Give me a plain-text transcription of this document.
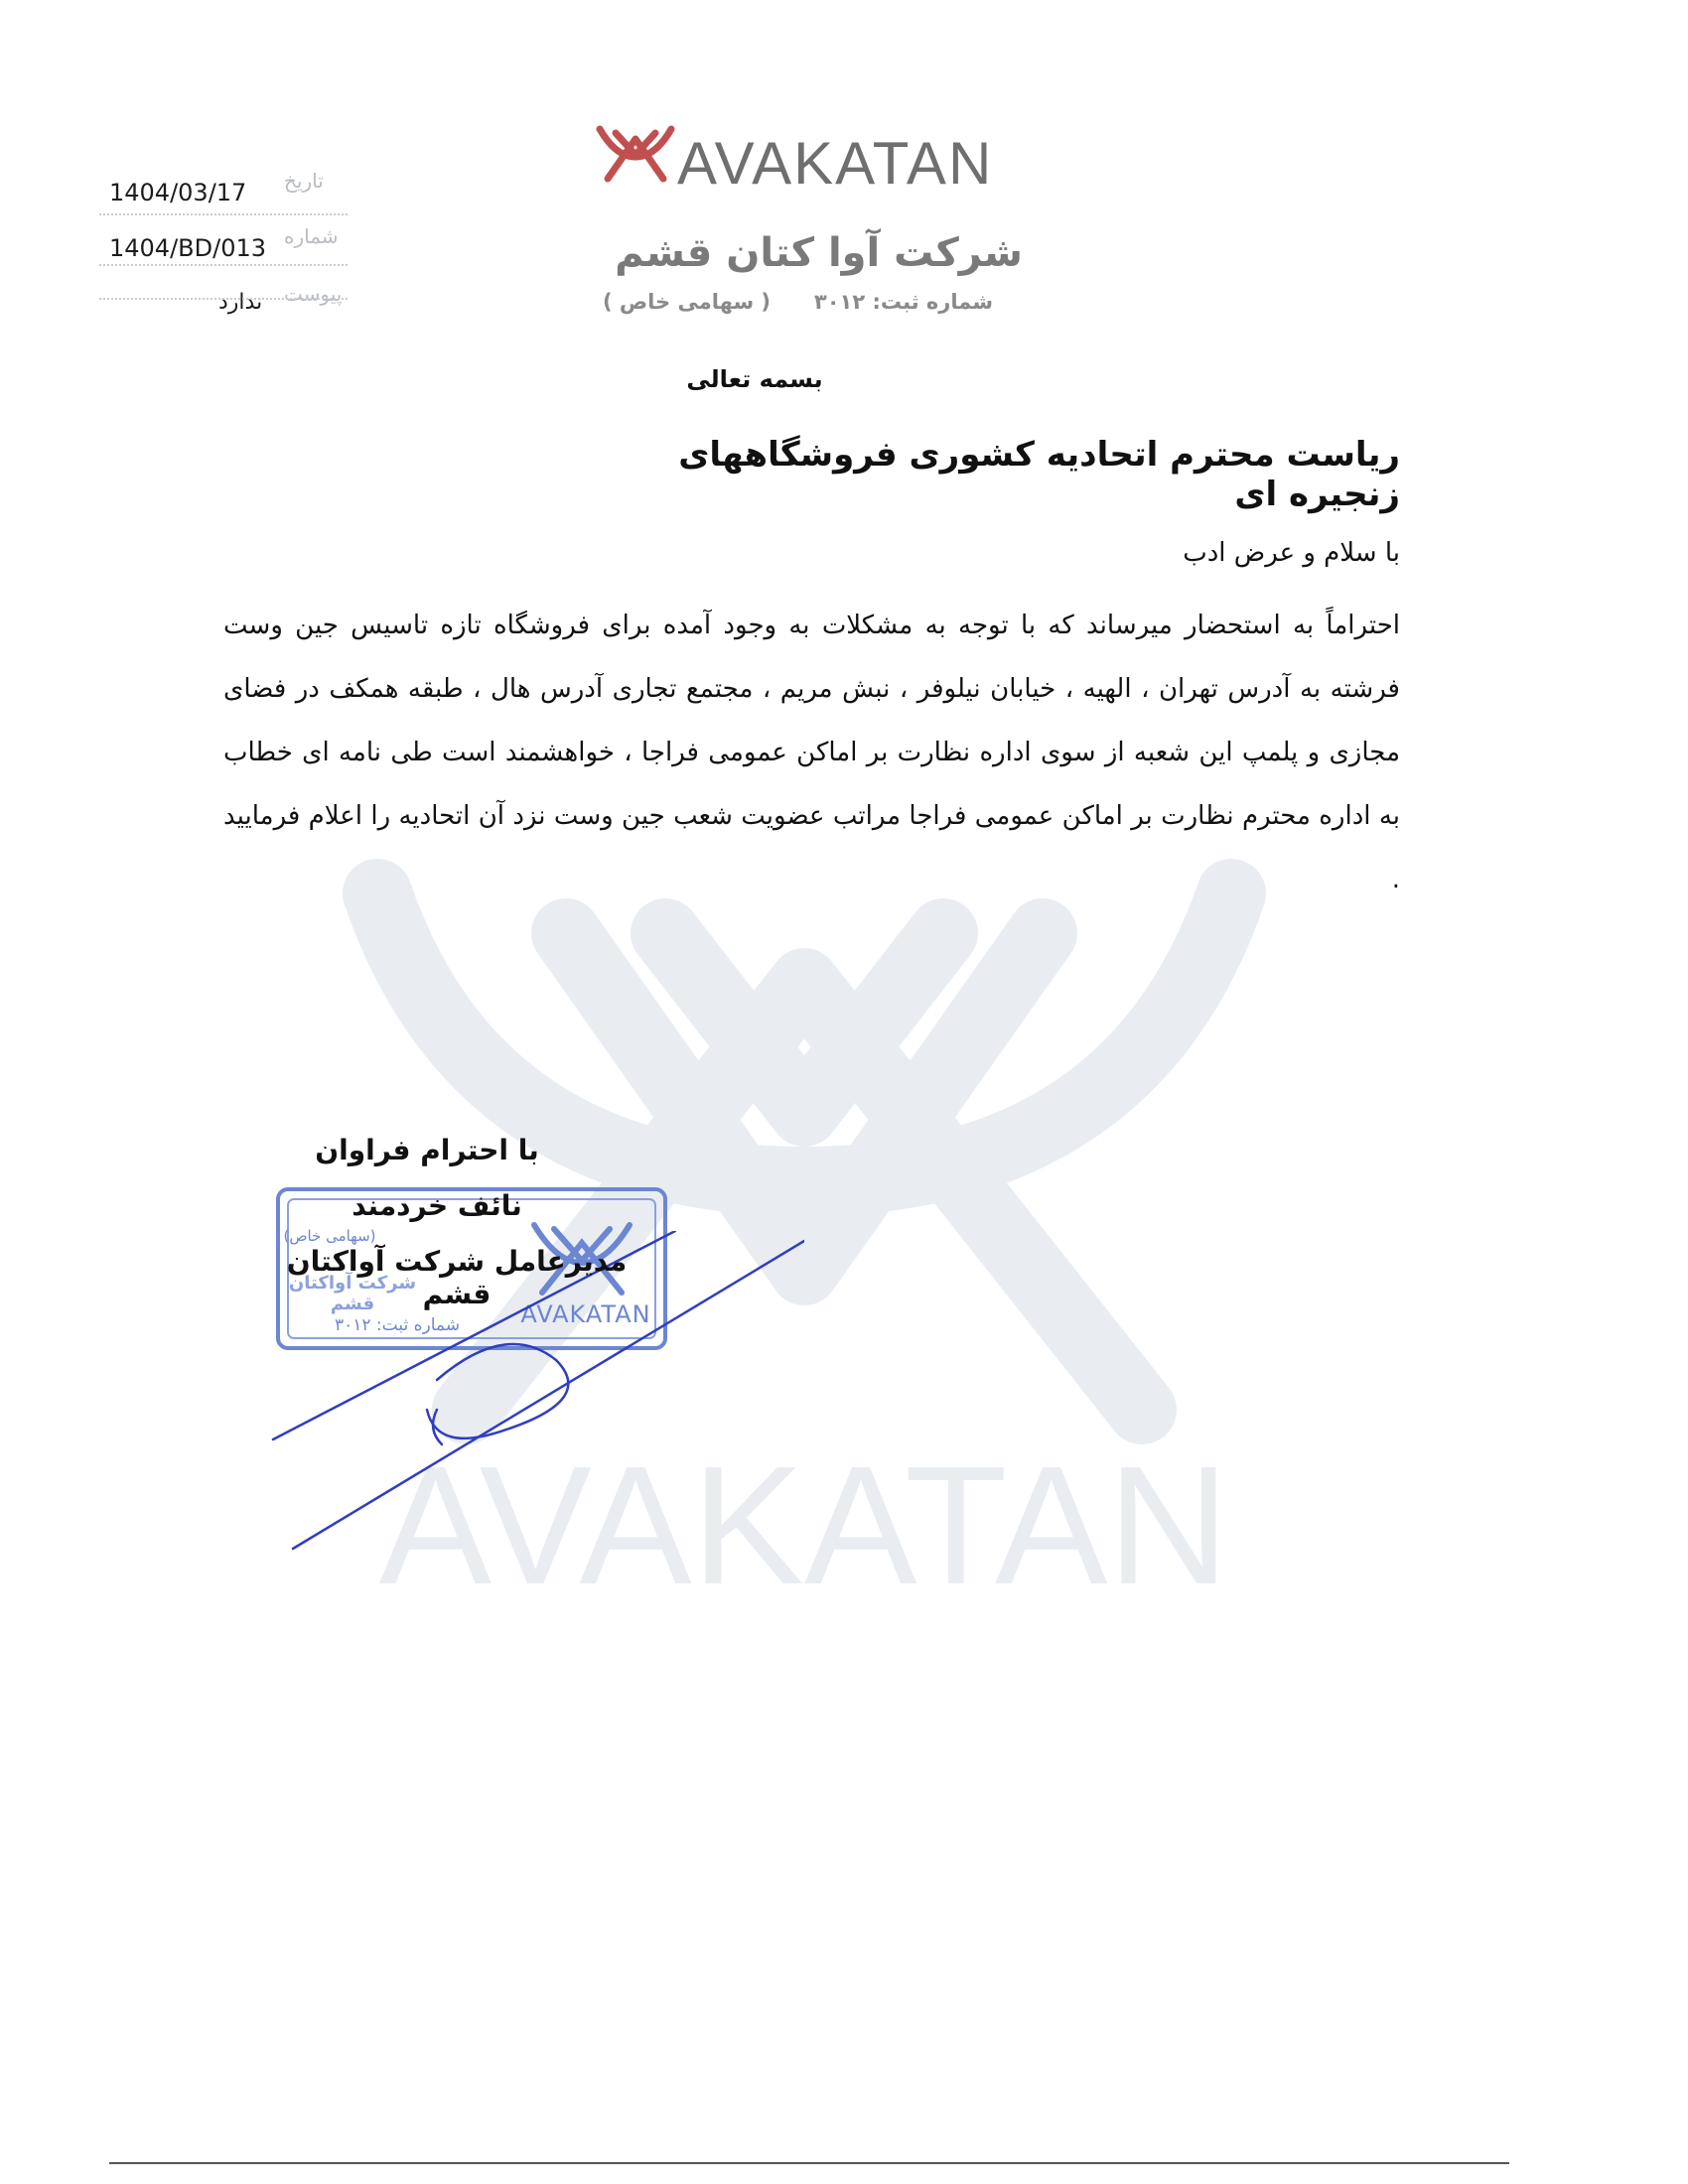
AVAKATAN
AVAKATAN
شرکت آوا کتان قشم
شماره ثبت: ۳۰۱۲      ( سهامی خاص )
تاریخ
1404/03/17
شماره
1404/BD/013
پیوست
ندارد
بسمه تعالی
ریاست محترم اتحادیه کشوری فروشگاههای زنجیره ای
با سلام و عرض ادب
احتراماً به استحضار میرساند که با توجه به مشکلات به وجود آمده برای فروشگاه تازه تاسیس جین وست فرشته به آدرس تهران ، الهیه ، خیابان نیلوفر ، نبش مریم ، مجتمع تجاری آدرس هال ، طبقه همکف در فضای مجازی و پلمپ این شعبه از سوی اداره نظارت بر اماکن عمومی فراجا ، خواهشمند است طی نامه ای خطاب به اداره محترم نظارت بر اماکن عمومی فراجا مراتب عضویت شعب جین وست نزد آن اتحادیه را اعلام فرمایید .
(سهامی خاص)
شرکت آواکتان قشم
شماره ثبت: ۳۰۱۲	AVAKATAN
با احترام فراوان
نائف خردمند
مدیرعامل شرکت آواکتان قشم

------------------------------------------------------------

**What you will do:** Repeat the listing in full and exactly. Leave any pictures out.

**The result:**
Give me a plain-text transcription of this document.
AVAKATAN
AVAKATAN
شرکت آوا کتان قشم
شماره ثبت: ۳۰۱۲      ( سهامی خاص )
تاریخ
1404/03/17
شماره
1404/BD/013
پیوست
ندارد
بسمه تعالی
ریاست محترم اتحادیه کشوری فروشگاههای زنجیره ای
با سلام و عرض ادب
احتراماً به استحضار میرساند که با توجه به مشکلات به وجود آمده برای فروشگاه تازه تاسیس جین وست فرشته به آدرس تهران ، الهیه ، خیابان نیلوفر ، نبش مریم ، مجتمع تجاری آدرس هال ، طبقه همکف در فضای مجازی و پلمپ این شعبه از سوی اداره نظارت بر اماکن عمومی فراجا ، خواهشمند است طی نامه ای خطاب به اداره محترم نظارت بر اماکن عمومی فراجا مراتب عضویت شعب جین وست نزد آن اتحادیه را اعلام فرمایید .
(سهامی خاص)
شرکت آواکتان قشم
شماره ثبت: ۳۰۱۲	AVAKATAN
با احترام فراوان
نائف خردمند
مدیرعامل شرکت آواکتان قشم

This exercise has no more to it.